# Work to complete:
Each of the entries should be retyped precisely as it appears.

━━ Input for this task ━━

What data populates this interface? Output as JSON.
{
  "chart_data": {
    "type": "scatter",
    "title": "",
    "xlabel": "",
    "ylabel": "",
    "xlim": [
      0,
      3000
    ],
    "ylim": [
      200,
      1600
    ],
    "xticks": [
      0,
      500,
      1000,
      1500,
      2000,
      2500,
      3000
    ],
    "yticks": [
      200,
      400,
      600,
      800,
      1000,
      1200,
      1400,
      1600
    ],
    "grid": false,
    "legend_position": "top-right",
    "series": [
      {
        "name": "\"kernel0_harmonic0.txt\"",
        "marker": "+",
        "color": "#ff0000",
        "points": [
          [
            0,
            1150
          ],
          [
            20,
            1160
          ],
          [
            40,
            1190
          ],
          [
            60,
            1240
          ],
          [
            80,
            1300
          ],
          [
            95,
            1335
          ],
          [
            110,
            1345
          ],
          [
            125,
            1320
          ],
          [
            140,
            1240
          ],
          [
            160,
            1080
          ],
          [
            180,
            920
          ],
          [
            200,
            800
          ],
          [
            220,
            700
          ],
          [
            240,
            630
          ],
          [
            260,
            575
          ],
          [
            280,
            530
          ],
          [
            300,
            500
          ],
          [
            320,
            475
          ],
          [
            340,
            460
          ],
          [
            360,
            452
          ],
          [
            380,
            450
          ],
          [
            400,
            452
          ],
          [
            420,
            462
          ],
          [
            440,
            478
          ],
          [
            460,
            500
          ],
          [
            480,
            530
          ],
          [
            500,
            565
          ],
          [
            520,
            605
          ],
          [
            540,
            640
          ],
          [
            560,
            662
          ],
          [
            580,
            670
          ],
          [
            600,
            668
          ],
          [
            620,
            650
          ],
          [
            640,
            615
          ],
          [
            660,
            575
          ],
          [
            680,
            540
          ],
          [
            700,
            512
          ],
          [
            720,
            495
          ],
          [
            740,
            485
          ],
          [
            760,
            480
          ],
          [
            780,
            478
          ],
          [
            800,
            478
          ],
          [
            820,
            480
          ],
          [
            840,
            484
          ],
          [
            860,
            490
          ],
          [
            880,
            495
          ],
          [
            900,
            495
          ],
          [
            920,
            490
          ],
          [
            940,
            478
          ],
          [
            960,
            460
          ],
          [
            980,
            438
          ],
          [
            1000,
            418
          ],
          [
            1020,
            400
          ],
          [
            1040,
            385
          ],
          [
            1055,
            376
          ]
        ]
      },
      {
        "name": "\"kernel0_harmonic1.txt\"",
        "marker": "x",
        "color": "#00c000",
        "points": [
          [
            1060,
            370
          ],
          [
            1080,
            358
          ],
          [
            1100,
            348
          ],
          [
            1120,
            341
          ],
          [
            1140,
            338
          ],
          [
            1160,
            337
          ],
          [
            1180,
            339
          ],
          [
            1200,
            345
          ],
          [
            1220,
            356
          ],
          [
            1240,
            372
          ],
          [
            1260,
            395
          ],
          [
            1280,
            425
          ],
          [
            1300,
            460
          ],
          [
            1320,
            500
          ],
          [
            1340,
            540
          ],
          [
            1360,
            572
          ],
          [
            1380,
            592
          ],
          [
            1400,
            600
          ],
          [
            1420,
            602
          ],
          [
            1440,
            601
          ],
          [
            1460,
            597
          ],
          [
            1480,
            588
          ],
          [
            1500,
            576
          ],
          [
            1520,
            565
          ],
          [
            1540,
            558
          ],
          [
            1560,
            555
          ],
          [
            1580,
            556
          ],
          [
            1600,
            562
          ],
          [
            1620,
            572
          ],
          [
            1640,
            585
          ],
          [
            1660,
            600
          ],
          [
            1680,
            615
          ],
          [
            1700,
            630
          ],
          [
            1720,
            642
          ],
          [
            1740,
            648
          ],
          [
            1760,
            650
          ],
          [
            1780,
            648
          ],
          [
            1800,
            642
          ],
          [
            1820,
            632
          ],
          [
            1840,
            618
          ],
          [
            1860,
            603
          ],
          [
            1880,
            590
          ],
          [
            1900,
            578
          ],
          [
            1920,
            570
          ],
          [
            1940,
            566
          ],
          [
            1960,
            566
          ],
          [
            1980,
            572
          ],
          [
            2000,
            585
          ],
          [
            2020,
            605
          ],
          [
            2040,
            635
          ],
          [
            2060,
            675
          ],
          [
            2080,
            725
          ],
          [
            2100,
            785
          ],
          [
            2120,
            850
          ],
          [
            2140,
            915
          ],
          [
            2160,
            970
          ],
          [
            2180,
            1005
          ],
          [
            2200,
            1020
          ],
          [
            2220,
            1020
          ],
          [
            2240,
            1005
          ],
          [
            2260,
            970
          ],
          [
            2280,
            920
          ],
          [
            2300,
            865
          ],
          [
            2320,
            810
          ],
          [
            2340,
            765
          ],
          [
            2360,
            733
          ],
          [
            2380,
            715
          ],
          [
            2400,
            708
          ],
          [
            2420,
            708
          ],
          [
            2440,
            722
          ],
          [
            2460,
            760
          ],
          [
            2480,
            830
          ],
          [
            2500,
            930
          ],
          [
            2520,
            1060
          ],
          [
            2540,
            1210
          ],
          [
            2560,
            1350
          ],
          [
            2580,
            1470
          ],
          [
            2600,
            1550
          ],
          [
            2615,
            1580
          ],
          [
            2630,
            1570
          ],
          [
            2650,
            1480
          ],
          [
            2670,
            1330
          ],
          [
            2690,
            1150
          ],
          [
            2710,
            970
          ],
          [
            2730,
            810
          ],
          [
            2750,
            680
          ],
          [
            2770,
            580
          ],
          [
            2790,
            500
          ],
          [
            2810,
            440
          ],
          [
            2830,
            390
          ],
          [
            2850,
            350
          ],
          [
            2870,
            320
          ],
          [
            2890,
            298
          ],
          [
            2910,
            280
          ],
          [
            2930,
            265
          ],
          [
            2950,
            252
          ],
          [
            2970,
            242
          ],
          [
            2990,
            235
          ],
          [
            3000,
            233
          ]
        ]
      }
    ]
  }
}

━━━

# Written answer:
What data populates this interface? Output as JSON.
{
  "chart_data": {
    "type": "scatter",
    "title": "",
    "xlabel": "",
    "ylabel": "",
    "xlim": [
      0,
      3000
    ],
    "ylim": [
      200,
      1600
    ],
    "xticks": [
      0,
      500,
      1000,
      1500,
      2000,
      2500,
      3000
    ],
    "yticks": [
      200,
      400,
      600,
      800,
      1000,
      1200,
      1400,
      1600
    ],
    "grid": false,
    "legend_position": "top-right",
    "series": [
      {
        "name": "\"kernel0_harmonic0.txt\"",
        "marker": "+",
        "color": "#ff0000",
        "points": [
          [
            0,
            1150
          ],
          [
            20,
            1160
          ],
          [
            40,
            1190
          ],
          [
            60,
            1240
          ],
          [
            80,
            1300
          ],
          [
            95,
            1335
          ],
          [
            110,
            1345
          ],
          [
            125,
            1320
          ],
          [
            140,
            1240
          ],
          [
            160,
            1080
          ],
          [
            180,
            920
          ],
          [
            200,
            800
          ],
          [
            220,
            700
          ],
          [
            240,
            630
          ],
          [
            260,
            575
          ],
          [
            280,
            530
          ],
          [
            300,
            500
          ],
          [
            320,
            475
          ],
          [
            340,
            460
          ],
          [
            360,
            452
          ],
          [
            380,
            450
          ],
          [
            400,
            452
          ],
          [
            420,
            462
          ],
          [
            440,
            478
          ],
          [
            460,
            500
          ],
          [
            480,
            530
          ],
          [
            500,
            565
          ],
          [
            520,
            605
          ],
          [
            540,
            640
          ],
          [
            560,
            662
          ],
          [
            580,
            670
          ],
          [
            600,
            668
          ],
          [
            620,
            650
          ],
          [
            640,
            615
          ],
          [
            660,
            575
          ],
          [
            680,
            540
          ],
          [
            700,
            512
          ],
          [
            720,
            495
          ],
          [
            740,
            485
          ],
          [
            760,
            480
          ],
          [
            780,
            478
          ],
          [
            800,
            478
          ],
          [
            820,
            480
          ],
          [
            840,
            484
          ],
          [
            860,
            490
          ],
          [
            880,
            495
          ],
          [
            900,
            495
          ],
          [
            920,
            490
          ],
          [
            940,
            478
          ],
          [
            960,
            460
          ],
          [
            980,
            438
          ],
          [
            1000,
            418
          ],
          [
            1020,
            400
          ],
          [
            1040,
            385
          ],
          [
            1055,
            376
          ]
        ]
      },
      {
        "name": "\"kernel0_harmonic1.txt\"",
        "marker": "x",
        "color": "#00c000",
        "points": [
          [
            1060,
            370
          ],
          [
            1080,
            358
          ],
          [
            1100,
            348
          ],
          [
            1120,
            341
          ],
          [
            1140,
            338
          ],
          [
            1160,
            337
          ],
          [
            1180,
            339
          ],
          [
            1200,
            345
          ],
          [
            1220,
            356
          ],
          [
            1240,
            372
          ],
          [
            1260,
            395
          ],
          [
            1280,
            425
          ],
          [
            1300,
            460
          ],
          [
            1320,
            500
          ],
          [
            1340,
            540
          ],
          [
            1360,
            572
          ],
          [
            1380,
            592
          ],
          [
            1400,
            600
          ],
          [
            1420,
            602
          ],
          [
            1440,
            601
          ],
          [
            1460,
            597
          ],
          [
            1480,
            588
          ],
          [
            1500,
            576
          ],
          [
            1520,
            565
          ],
          [
            1540,
            558
          ],
          [
            1560,
            555
          ],
          [
            1580,
            556
          ],
          [
            1600,
            562
          ],
          [
            1620,
            572
          ],
          [
            1640,
            585
          ],
          [
            1660,
            600
          ],
          [
            1680,
            615
          ],
          [
            1700,
            630
          ],
          [
            1720,
            642
          ],
          [
            1740,
            648
          ],
          [
            1760,
            650
          ],
          [
            1780,
            648
          ],
          [
            1800,
            642
          ],
          [
            1820,
            632
          ],
          [
            1840,
            618
          ],
          [
            1860,
            603
          ],
          [
            1880,
            590
          ],
          [
            1900,
            578
          ],
          [
            1920,
            570
          ],
          [
            1940,
            566
          ],
          [
            1960,
            566
          ],
          [
            1980,
            572
          ],
          [
            2000,
            585
          ],
          [
            2020,
            605
          ],
          [
            2040,
            635
          ],
          [
            2060,
            675
          ],
          [
            2080,
            725
          ],
          [
            2100,
            785
          ],
          [
            2120,
            850
          ],
          [
            2140,
            915
          ],
          [
            2160,
            970
          ],
          [
            2180,
            1005
          ],
          [
            2200,
            1020
          ],
          [
            2220,
            1020
          ],
          [
            2240,
            1005
          ],
          [
            2260,
            970
          ],
          [
            2280,
            920
          ],
          [
            2300,
            865
          ],
          [
            2320,
            810
          ],
          [
            2340,
            765
          ],
          [
            2360,
            733
          ],
          [
            2380,
            715
          ],
          [
            2400,
            708
          ],
          [
            2420,
            708
          ],
          [
            2440,
            722
          ],
          [
            2460,
            760
          ],
          [
            2480,
            830
          ],
          [
            2500,
            930
          ],
          [
            2520,
            1060
          ],
          [
            2540,
            1210
          ],
          [
            2560,
            1350
          ],
          [
            2580,
            1470
          ],
          [
            2600,
            1550
          ],
          [
            2615,
            1580
          ],
          [
            2630,
            1570
          ],
          [
            2650,
            1480
          ],
          [
            2670,
            1330
          ],
          [
            2690,
            1150
          ],
          [
            2710,
            970
          ],
          [
            2730,
            810
          ],
          [
            2750,
            680
          ],
          [
            2770,
            580
          ],
          [
            2790,
            500
          ],
          [
            2810,
            440
          ],
          [
            2830,
            390
          ],
          [
            2850,
            350
          ],
          [
            2870,
            320
          ],
          [
            2890,
            298
          ],
          [
            2910,
            280
          ],
          [
            2930,
            265
          ],
          [
            2950,
            252
          ],
          [
            2970,
            242
          ],
          [
            2990,
            235
          ],
          [
            3000,
            233
          ]
        ]
      }
    ]
  }
}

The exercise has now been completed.